Given text START

R&B/SOUL

Sharon Jones & the Dap-Kings, "Soul of a Woman" (Daptone)

Sharon Jones sounds anything but fragile on "Soul of a Woman," the last album she recorded before her death in 2016 of pancreatic cancer. She wails, she shouts, she rasps, she exhorts, she fills phrases with teasing curlicues and holds pure tones endlessly aloft. She went back on tour and recorded the album after extensive cancer treatment, during a period of remission and as the disease returned, but her voice and songs stay bold, gutsy and down-to-earth.

Jones was a soul singer in a classic and now disappearing mold: born and raised in the South (Georgia and South Carolina), growing up singing in church and listening to James Brown and Aretha Franklin, coming north (to Brooklyn), and earning an unglamorous living until, in the 1990s, she found her way to the soul revivalists who would become her backing band, the Dap-Kings.

"Soul of a Woman" is a final set of genre-perfect old-school soul: brisk rumba-soul in "Sail On," hand-clapping neo-Motown in "Rumors," a girl-group slow dance topped with hovering strings in "When I Saw Your Face." The band sounds as if it's playing live in the studio, each instrument in a fixed place — usually drums on the left, organ on the right — with its grooves seasoned by years of playing together, its horn section taking pride in every unanimous note.

Given text END
The data START

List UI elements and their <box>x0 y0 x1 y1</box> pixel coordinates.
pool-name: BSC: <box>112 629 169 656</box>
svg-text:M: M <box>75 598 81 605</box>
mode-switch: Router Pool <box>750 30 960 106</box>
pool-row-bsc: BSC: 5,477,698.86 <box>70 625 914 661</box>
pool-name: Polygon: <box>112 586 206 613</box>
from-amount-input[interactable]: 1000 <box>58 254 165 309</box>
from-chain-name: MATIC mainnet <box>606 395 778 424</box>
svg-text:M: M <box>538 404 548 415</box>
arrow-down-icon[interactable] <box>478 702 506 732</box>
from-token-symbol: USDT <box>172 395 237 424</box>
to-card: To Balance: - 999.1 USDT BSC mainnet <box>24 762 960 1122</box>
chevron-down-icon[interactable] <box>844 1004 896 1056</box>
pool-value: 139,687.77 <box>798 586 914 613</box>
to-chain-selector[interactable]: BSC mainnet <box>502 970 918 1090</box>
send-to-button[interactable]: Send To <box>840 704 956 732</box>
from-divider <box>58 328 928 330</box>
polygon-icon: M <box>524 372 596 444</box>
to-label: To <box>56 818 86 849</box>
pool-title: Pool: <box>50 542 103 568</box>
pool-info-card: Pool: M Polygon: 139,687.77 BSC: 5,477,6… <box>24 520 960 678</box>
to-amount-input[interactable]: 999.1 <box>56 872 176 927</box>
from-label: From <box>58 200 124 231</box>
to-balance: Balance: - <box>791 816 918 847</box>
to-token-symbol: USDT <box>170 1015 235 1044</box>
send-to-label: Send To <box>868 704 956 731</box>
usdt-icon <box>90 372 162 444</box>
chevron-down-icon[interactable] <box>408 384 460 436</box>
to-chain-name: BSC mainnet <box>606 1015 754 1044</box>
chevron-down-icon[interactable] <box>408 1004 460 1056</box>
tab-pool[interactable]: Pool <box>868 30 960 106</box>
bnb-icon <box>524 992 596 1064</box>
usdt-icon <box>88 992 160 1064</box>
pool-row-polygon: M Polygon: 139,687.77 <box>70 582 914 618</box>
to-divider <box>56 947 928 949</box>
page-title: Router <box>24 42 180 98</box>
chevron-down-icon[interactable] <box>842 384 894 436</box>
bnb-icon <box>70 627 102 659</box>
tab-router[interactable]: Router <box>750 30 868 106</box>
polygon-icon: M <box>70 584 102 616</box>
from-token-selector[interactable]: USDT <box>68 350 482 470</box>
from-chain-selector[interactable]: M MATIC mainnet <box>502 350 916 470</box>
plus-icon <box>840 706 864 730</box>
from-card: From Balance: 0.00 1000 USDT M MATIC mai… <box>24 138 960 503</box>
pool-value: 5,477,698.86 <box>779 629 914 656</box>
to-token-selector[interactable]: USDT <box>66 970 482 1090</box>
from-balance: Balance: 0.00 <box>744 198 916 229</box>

The data END

= Problem set =
1. According to the review of "Soul of a Woman," in which decade did Sharon Jones find the soul revivalists who became the Dap-Kings?
2. Translate this sentence from the review of "Soul of a Woman" into Spanish: "She wails, she shouts, she rasps, she exhorts, she fills phrases with teasing curlicues and holds pure tones endlessly aloft."
3. Continue the review of "Soul of a Woman" from its last sentence.

= Answers to the exercises =
1. The 1990s.

2. Ella gime, grita, rasga la voz, exhorta, llena las frases de floreos juguetones y sostiene tonos puros interminablemente en lo alto.

3.
After the opener, "Matter of Time," insists that peace and justice will eventually prevail, the album's songs largely stick to everyday life and love. The patiently bluesy "Just Give Me Your Time" is a plea for a reunion; she's not even asking for honesty or repentance, just togetherness. "Girl (You Got to Forgive Him)," a torchy melodrama, advises offering a guy a second chance: "Are you gonna let all the little things/Get in the way of a good loving man?" Not that she's always lenient; in "Sail On," she refuses to take in someone who once turned her away.

What these songs say is vastly eclipsed by how they are sung. "Ohhhhhhhhh no!" are the words that open "Sail On," four times in four angry, disgusted, irritated, dismissive ways. Jones summoned all her expressive power for this album, with all the strength, longing, hurt and improvisational command that were still hers.

The album's closer isn't from Jones' final sessions, but it's a rightful capstone to her musical life. It's "Call on God," a gospel song she wrote in the 1970s for E.L. Fields' Gospel Wonders, the choir she sang with for decades at the Universal Church of God in New York. She recorded her song, singing as she played piano, with the Dap-Kings in 2007. They held it back from their album at the time, with the idea that Jones should record an entire gospel record. Alas, she never did.

After singing at her memorial service, friends from the Gospel Wonders completed the 2007 track by adding some churchy background vocals, a last offering of harmony while Jones soars. Jones' voice sails into each note and holds it proudly, often adding a vibrato flourish as it sustains; she's secure in pitch, in melody, in faith. Her song promises comfort after sorrow and God's support in time of need, and then envisions the time when she'll "share His love to eternity." It's the return to where her music began.